Problem requirements: In full and without alteration, repeat the material.

Data items:
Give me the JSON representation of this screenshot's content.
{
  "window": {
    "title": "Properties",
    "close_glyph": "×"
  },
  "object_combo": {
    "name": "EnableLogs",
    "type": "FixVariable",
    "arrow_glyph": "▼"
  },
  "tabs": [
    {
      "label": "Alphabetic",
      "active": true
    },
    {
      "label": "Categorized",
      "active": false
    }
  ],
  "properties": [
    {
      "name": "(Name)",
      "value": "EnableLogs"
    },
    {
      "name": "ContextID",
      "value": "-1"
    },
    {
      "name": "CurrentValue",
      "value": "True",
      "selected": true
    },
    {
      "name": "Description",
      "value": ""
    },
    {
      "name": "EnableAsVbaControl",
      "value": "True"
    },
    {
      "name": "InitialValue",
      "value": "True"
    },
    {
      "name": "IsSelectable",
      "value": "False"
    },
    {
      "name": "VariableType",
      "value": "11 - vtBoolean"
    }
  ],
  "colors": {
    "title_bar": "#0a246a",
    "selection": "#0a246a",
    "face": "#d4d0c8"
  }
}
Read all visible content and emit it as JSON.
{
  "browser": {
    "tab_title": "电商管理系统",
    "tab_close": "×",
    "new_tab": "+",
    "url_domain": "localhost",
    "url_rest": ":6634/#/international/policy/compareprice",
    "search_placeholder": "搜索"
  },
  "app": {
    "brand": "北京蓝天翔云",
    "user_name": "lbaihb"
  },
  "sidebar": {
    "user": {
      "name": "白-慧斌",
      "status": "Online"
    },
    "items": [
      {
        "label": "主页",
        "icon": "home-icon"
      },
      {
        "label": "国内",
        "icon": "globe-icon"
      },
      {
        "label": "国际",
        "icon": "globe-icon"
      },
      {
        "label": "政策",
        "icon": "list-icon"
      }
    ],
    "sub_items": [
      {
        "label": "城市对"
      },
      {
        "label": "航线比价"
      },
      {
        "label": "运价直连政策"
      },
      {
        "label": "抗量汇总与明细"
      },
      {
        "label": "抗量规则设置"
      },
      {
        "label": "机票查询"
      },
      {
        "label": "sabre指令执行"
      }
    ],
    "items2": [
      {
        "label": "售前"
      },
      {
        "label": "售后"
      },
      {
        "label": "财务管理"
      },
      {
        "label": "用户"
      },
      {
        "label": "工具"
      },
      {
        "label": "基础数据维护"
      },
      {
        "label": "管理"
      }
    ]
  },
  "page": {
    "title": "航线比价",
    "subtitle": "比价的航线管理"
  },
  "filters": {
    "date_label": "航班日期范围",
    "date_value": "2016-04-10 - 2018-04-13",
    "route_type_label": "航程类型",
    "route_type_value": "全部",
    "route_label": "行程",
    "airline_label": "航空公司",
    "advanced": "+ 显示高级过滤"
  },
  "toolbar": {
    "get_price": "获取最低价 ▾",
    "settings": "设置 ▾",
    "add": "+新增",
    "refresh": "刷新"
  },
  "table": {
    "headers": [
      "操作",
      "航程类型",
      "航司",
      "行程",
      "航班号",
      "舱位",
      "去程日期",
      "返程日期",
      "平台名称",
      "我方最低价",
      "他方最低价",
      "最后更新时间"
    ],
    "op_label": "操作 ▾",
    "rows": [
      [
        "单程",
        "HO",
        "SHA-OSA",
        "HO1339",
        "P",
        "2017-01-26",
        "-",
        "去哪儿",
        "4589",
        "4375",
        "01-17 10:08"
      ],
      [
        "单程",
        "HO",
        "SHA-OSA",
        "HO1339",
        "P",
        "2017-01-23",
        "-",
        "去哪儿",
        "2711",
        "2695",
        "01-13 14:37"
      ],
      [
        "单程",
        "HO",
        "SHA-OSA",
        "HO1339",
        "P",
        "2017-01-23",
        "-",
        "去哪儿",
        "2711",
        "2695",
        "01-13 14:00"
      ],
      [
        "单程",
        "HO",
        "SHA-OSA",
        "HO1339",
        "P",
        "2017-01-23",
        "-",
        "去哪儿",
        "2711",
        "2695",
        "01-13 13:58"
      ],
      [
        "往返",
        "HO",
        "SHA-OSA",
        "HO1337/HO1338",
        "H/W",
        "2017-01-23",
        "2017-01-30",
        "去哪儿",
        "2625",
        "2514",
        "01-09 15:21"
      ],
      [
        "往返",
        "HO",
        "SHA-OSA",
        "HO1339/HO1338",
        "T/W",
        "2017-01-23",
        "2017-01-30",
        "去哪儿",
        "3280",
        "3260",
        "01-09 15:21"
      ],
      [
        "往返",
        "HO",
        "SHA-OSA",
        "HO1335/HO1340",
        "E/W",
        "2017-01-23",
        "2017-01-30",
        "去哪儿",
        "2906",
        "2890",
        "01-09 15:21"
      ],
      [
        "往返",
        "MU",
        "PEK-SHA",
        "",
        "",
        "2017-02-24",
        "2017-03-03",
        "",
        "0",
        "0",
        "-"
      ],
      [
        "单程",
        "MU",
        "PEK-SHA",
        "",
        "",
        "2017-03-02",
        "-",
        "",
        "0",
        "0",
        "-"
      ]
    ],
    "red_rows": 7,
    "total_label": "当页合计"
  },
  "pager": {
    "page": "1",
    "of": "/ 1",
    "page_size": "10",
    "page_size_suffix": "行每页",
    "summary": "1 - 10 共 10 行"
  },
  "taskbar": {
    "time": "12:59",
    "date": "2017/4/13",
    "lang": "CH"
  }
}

Solution for this problem:
Give me the JSON representation of this screenshot's content.
{
  "window": {
    "title": "Properties",
    "close_glyph": "×"
  },
  "object_combo": {
    "name": "EnableLogs",
    "type": "FixVariable",
    "arrow_glyph": "▼"
  },
  "tabs": [
    {
      "label": "Alphabetic",
      "active": true
    },
    {
      "label": "Categorized",
      "active": false
    }
  ],
  "properties": [
    {
      "name": "(Name)",
      "value": "EnableLogs"
    },
    {
      "name": "ContextID",
      "value": "-1"
    },
    {
      "name": "CurrentValue",
      "value": "True",
      "selected": true
    },
    {
      "name": "Description",
      "value": ""
    },
    {
      "name": "EnableAsVbaControl",
      "value": "True"
    },
    {
      "name": "InitialValue",
      "value": "True"
    },
    {
      "name": "IsSelectable",
      "value": "False"
    },
    {
      "name": "VariableType",
      "value": "11 - vtBoolean"
    }
  ],
  "colors": {
    "title_bar": "#0a246a",
    "selection": "#0a246a",
    "face": "#d4d0c8"
  }
}
Read all visible content and emit it as JSON.
{
  "browser": {
    "tab_title": "电商管理系统",
    "tab_close": "×",
    "new_tab": "+",
    "url_domain": "localhost",
    "url_rest": ":6634/#/international/policy/compareprice",
    "search_placeholder": "搜索"
  },
  "app": {
    "brand": "北京蓝天翔云",
    "user_name": "lbaihb"
  },
  "sidebar": {
    "user": {
      "name": "白-慧斌",
      "status": "Online"
    },
    "items": [
      {
        "label": "主页",
        "icon": "home-icon"
      },
      {
        "label": "国内",
        "icon": "globe-icon"
      },
      {
        "label": "国际",
        "icon": "globe-icon"
      },
      {
        "label": "政策",
        "icon": "list-icon"
      }
    ],
    "sub_items": [
      {
        "label": "城市对"
      },
      {
        "label": "航线比价"
      },
      {
        "label": "运价直连政策"
      },
      {
        "label": "抗量汇总与明细"
      },
      {
        "label": "抗量规则设置"
      },
      {
        "label": "机票查询"
      },
      {
        "label": "sabre指令执行"
      }
    ],
    "items2": [
      {
        "label": "售前"
      },
      {
        "label": "售后"
      },
      {
        "label": "财务管理"
      },
      {
        "label": "用户"
      },
      {
        "label": "工具"
      },
      {
        "label": "基础数据维护"
      },
      {
        "label": "管理"
      }
    ]
  },
  "page": {
    "title": "航线比价",
    "subtitle": "比价的航线管理"
  },
  "filters": {
    "date_label": "航班日期范围",
    "date_value": "2016-04-10 - 2018-04-13",
    "route_type_label": "航程类型",
    "route_type_value": "全部",
    "route_label": "行程",
    "airline_label": "航空公司",
    "advanced": "+ 显示高级过滤"
  },
  "toolbar": {
    "get_price": "获取最低价 ▾",
    "settings": "设置 ▾",
    "add": "+新增",
    "refresh": "刷新"
  },
  "table": {
    "headers": [
      "操作",
      "航程类型",
      "航司",
      "行程",
      "航班号",
      "舱位",
      "去程日期",
      "返程日期",
      "平台名称",
      "我方最低价",
      "他方最低价",
      "最后更新时间"
    ],
    "op_label": "操作 ▾",
    "rows": [
      [
        "单程",
        "HO",
        "SHA-OSA",
        "HO1339",
        "P",
        "2017-01-26",
        "-",
        "去哪儿",
        "4589",
        "4375",
        "01-17 10:08"
      ],
      [
        "单程",
        "HO",
        "SHA-OSA",
        "HO1339",
        "P",
        "2017-01-23",
        "-",
        "去哪儿",
        "2711",
        "2695",
        "01-13 14:37"
      ],
      [
        "单程",
        "HO",
        "SHA-OSA",
        "HO1339",
        "P",
        "2017-01-23",
        "-",
        "去哪儿",
        "2711",
        "2695",
        "01-13 14:00"
      ],
      [
        "单程",
        "HO",
        "SHA-OSA",
        "HO1339",
        "P",
        "2017-01-23",
        "-",
        "去哪儿",
        "2711",
        "2695",
        "01-13 13:58"
      ],
      [
        "往返",
        "HO",
        "SHA-OSA",
        "HO1337/HO1338",
        "H/W",
        "2017-01-23",
        "2017-01-30",
        "去哪儿",
        "2625",
        "2514",
        "01-09 15:21"
      ],
      [
        "往返",
        "HO",
        "SHA-OSA",
        "HO1339/HO1338",
        "T/W",
        "2017-01-23",
        "2017-01-30",
        "去哪儿",
        "3280",
        "3260",
        "01-09 15:21"
      ],
      [
        "往返",
        "HO",
        "SHA-OSA",
        "HO1335/HO1340",
        "E/W",
        "2017-01-23",
        "2017-01-30",
        "去哪儿",
        "2906",
        "2890",
        "01-09 15:21"
      ],
      [
        "往返",
        "MU",
        "PEK-SHA",
        "",
        "",
        "2017-02-24",
        "2017-03-03",
        "",
        "0",
        "0",
        "-"
      ],
      [
        "单程",
        "MU",
        "PEK-SHA",
        "",
        "",
        "2017-03-02",
        "-",
        "",
        "0",
        "0",
        "-"
      ]
    ],
    "red_rows": 7,
    "total_label": "当页合计"
  },
  "pager": {
    "page": "1",
    "of": "/ 1",
    "page_size": "10",
    "page_size_suffix": "行每页",
    "summary": "1 - 10 共 10 行"
  },
  "taskbar": {
    "time": "12:59",
    "date": "2017/4/13",
    "lang": "CH"
  }
}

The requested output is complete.